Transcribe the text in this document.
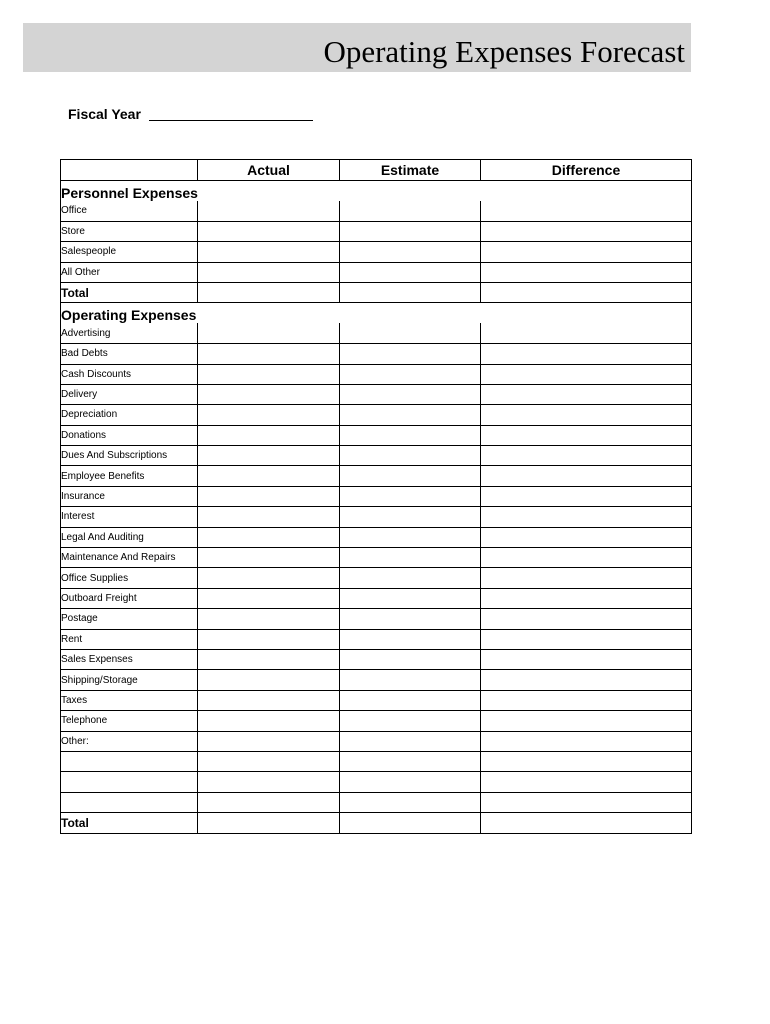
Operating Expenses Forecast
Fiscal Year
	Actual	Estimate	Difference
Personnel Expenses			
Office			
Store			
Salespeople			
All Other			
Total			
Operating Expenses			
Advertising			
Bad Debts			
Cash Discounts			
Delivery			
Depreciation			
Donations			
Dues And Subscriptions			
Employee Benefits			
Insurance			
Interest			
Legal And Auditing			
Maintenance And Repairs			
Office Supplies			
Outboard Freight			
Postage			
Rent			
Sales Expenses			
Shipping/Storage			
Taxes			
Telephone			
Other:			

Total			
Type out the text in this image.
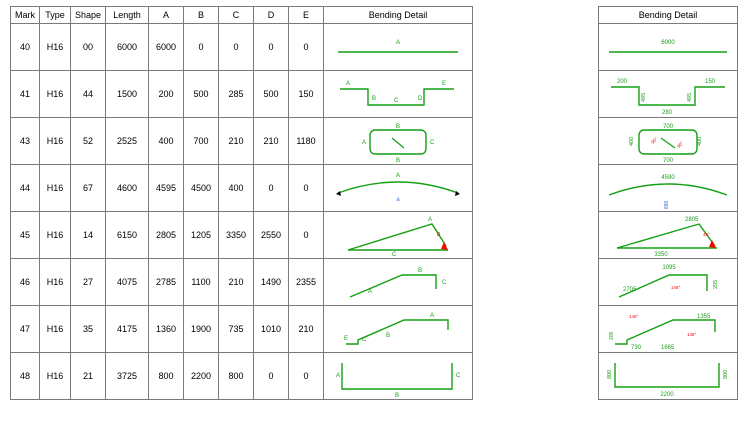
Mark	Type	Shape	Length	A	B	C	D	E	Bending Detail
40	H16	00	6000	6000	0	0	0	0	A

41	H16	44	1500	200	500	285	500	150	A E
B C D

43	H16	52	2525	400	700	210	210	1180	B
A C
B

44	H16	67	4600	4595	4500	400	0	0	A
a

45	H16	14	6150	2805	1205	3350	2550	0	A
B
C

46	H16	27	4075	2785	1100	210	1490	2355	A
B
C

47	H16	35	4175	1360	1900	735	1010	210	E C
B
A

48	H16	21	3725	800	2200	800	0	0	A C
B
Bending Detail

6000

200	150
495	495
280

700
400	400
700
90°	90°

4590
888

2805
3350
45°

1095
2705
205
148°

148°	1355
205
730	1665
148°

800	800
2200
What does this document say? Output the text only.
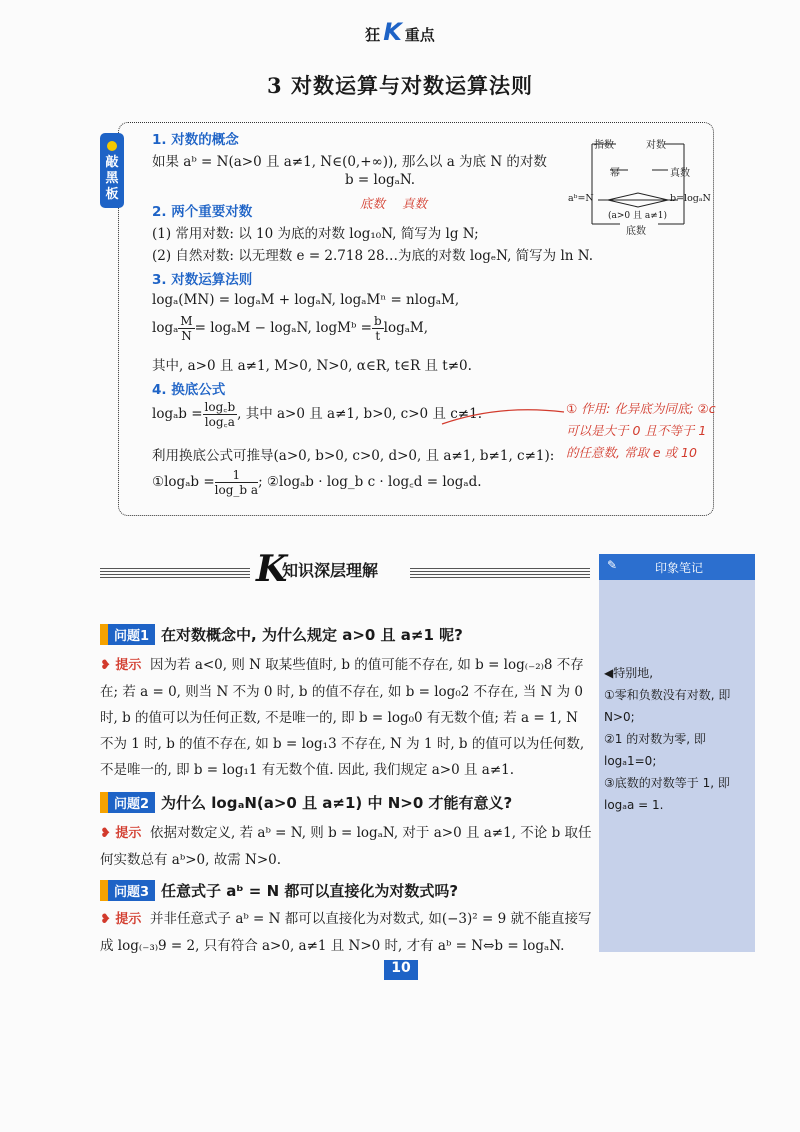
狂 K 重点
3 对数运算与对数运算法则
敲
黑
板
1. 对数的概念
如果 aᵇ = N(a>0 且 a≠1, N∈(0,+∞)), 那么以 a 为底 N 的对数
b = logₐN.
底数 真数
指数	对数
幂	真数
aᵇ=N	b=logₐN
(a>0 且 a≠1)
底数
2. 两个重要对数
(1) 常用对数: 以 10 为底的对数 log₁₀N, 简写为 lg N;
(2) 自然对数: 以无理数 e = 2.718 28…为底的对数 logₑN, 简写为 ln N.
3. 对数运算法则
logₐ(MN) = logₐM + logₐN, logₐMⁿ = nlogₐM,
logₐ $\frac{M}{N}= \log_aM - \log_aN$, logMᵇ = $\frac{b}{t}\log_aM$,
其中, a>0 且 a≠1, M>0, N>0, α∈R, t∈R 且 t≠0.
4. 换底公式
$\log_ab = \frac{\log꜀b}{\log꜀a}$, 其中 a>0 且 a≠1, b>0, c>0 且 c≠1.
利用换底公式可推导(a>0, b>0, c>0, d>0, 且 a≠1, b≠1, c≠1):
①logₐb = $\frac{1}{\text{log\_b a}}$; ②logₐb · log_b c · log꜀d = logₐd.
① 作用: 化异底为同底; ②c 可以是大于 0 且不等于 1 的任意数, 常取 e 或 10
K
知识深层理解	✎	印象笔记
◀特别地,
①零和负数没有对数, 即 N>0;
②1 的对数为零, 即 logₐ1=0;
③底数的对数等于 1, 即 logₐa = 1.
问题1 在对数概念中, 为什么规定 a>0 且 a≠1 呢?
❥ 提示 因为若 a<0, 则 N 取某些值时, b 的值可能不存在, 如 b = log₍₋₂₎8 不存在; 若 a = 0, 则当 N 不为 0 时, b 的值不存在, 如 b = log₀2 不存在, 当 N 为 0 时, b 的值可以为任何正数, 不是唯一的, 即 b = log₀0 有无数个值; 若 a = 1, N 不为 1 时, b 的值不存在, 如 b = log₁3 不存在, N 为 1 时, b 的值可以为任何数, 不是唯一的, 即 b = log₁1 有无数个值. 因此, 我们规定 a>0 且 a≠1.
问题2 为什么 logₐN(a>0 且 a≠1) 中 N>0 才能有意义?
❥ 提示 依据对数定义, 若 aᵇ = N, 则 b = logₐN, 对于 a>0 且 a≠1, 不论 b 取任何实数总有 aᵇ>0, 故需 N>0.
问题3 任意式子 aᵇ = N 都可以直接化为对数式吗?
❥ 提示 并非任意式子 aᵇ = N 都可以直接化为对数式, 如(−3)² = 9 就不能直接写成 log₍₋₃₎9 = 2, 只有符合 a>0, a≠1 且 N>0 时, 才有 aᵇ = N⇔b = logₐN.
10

════════

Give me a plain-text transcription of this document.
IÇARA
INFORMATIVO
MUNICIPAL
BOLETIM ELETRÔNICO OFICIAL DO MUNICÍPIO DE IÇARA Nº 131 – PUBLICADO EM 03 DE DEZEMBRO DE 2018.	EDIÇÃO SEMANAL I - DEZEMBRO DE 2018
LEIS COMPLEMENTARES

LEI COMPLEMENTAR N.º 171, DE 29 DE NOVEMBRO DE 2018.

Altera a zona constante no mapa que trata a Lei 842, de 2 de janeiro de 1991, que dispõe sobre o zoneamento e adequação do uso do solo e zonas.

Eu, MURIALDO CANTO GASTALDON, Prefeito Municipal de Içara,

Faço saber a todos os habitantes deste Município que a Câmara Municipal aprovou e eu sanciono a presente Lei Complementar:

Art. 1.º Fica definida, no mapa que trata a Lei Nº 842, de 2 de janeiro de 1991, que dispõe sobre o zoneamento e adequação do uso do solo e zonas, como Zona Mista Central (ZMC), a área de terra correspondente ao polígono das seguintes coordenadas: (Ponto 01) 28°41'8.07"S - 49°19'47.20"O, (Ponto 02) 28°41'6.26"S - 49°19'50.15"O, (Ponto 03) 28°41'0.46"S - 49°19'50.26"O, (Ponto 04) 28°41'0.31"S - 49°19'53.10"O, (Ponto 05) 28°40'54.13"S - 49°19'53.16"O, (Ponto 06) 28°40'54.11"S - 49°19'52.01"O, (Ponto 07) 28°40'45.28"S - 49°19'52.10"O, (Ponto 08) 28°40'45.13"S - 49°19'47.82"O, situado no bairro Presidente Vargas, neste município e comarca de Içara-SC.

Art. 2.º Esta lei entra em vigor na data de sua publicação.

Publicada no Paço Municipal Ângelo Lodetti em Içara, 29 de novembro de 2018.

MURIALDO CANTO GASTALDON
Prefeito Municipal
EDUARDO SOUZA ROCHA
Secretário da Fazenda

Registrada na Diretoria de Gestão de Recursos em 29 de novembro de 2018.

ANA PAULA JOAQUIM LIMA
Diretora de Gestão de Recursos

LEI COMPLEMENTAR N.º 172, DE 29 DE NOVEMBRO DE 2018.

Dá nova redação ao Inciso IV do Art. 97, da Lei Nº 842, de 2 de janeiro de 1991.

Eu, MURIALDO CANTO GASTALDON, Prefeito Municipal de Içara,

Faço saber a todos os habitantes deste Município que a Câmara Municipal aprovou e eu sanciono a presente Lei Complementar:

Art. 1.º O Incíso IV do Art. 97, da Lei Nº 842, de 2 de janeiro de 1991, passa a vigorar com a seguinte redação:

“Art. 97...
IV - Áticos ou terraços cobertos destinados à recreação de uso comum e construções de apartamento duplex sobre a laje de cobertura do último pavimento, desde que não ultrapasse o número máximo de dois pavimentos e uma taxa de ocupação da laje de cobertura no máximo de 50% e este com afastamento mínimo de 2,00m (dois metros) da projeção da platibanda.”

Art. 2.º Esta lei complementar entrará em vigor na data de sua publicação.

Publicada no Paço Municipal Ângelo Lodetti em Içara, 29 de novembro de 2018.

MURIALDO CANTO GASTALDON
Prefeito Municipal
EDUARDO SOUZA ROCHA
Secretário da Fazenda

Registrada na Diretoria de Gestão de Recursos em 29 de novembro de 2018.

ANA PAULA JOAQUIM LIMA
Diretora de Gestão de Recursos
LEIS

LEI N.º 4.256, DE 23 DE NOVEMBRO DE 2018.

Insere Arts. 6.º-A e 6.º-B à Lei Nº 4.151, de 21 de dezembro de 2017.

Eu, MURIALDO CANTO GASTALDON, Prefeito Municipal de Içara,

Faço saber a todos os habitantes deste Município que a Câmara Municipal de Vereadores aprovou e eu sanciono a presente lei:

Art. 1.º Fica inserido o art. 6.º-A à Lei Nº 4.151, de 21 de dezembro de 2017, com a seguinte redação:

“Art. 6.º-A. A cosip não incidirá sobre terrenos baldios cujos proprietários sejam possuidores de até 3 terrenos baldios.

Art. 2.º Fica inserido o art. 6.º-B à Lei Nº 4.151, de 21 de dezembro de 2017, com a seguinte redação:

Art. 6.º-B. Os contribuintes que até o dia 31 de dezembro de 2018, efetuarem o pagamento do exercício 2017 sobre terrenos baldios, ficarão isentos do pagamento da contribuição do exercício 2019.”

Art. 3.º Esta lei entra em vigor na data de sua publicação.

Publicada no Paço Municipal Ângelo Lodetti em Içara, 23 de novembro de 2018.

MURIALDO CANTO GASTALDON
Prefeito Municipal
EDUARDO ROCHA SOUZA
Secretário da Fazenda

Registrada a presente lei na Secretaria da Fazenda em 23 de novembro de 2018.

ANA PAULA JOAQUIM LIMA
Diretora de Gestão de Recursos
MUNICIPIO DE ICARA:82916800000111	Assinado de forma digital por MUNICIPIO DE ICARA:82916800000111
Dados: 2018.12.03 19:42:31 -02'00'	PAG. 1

════════

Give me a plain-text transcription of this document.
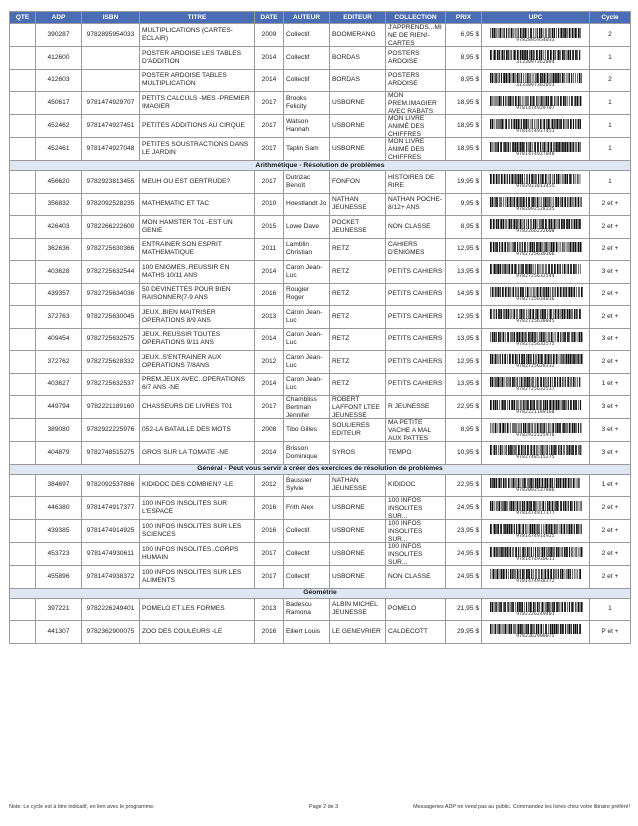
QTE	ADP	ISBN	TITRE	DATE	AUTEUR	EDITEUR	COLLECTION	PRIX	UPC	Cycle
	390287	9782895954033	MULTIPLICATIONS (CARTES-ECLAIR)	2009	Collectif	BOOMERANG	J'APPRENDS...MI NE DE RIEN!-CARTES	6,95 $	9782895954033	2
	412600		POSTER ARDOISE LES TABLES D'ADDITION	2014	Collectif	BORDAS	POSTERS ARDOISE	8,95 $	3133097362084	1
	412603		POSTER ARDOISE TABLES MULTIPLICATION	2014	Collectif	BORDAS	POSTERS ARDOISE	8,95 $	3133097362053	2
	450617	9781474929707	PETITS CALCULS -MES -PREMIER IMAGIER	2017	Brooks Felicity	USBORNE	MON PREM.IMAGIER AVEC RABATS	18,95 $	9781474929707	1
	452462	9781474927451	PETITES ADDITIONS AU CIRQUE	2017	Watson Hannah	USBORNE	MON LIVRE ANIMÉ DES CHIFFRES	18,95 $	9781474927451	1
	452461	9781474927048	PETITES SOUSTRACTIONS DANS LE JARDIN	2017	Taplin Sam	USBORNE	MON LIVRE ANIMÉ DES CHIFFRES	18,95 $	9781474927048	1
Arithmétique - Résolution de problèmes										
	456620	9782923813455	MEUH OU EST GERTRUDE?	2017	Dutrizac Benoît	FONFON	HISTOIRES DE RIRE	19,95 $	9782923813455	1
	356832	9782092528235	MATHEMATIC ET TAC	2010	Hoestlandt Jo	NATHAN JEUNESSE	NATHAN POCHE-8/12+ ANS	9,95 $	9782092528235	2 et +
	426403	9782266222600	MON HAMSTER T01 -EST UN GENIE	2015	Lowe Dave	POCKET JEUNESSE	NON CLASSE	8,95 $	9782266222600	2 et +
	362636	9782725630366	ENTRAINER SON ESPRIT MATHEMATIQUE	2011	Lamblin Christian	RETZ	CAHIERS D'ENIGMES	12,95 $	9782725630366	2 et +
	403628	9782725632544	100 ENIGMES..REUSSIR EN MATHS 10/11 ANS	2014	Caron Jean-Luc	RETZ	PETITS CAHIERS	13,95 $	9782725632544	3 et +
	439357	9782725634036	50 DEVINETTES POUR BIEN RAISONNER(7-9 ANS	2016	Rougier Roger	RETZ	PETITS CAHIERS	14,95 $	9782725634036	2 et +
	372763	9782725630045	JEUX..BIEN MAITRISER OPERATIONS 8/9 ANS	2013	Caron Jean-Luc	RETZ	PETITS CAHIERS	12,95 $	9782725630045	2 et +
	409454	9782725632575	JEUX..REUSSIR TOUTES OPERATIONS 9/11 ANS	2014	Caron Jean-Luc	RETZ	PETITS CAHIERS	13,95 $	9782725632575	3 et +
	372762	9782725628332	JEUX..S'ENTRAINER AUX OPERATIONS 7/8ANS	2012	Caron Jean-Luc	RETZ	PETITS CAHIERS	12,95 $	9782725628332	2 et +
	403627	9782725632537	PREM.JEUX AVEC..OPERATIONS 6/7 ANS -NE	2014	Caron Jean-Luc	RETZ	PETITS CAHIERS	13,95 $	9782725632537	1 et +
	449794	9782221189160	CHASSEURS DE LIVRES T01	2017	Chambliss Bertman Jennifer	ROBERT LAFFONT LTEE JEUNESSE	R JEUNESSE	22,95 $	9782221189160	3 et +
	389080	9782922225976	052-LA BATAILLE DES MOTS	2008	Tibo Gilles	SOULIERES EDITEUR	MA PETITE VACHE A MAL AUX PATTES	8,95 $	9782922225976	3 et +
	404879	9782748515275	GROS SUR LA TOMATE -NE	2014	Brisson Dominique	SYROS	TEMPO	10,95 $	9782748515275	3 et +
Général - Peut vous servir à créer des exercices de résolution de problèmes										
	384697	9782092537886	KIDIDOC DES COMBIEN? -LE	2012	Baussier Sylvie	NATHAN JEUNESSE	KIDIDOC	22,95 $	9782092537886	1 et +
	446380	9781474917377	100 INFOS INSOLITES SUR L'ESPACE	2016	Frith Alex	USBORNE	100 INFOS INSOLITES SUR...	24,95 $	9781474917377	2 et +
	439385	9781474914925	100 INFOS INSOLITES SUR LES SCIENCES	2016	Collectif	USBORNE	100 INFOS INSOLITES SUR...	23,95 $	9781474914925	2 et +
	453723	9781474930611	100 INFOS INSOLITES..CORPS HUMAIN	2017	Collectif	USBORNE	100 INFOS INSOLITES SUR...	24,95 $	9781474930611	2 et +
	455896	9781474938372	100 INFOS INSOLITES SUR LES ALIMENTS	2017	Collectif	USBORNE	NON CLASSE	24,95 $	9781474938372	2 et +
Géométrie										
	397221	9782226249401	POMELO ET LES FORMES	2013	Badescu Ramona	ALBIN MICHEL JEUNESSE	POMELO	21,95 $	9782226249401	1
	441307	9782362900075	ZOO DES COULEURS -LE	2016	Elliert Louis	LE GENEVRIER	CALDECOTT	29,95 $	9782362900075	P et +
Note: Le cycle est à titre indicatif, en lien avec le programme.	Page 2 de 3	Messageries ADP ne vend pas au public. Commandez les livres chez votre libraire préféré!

════════

- **EXERCISE DIRECTIONS**
Which lines contain the word "Operating"? Return each of them.

- **SOLUTION FOR THIS PROBLEM**
Operating Expenses Forecast
Operating Expenses			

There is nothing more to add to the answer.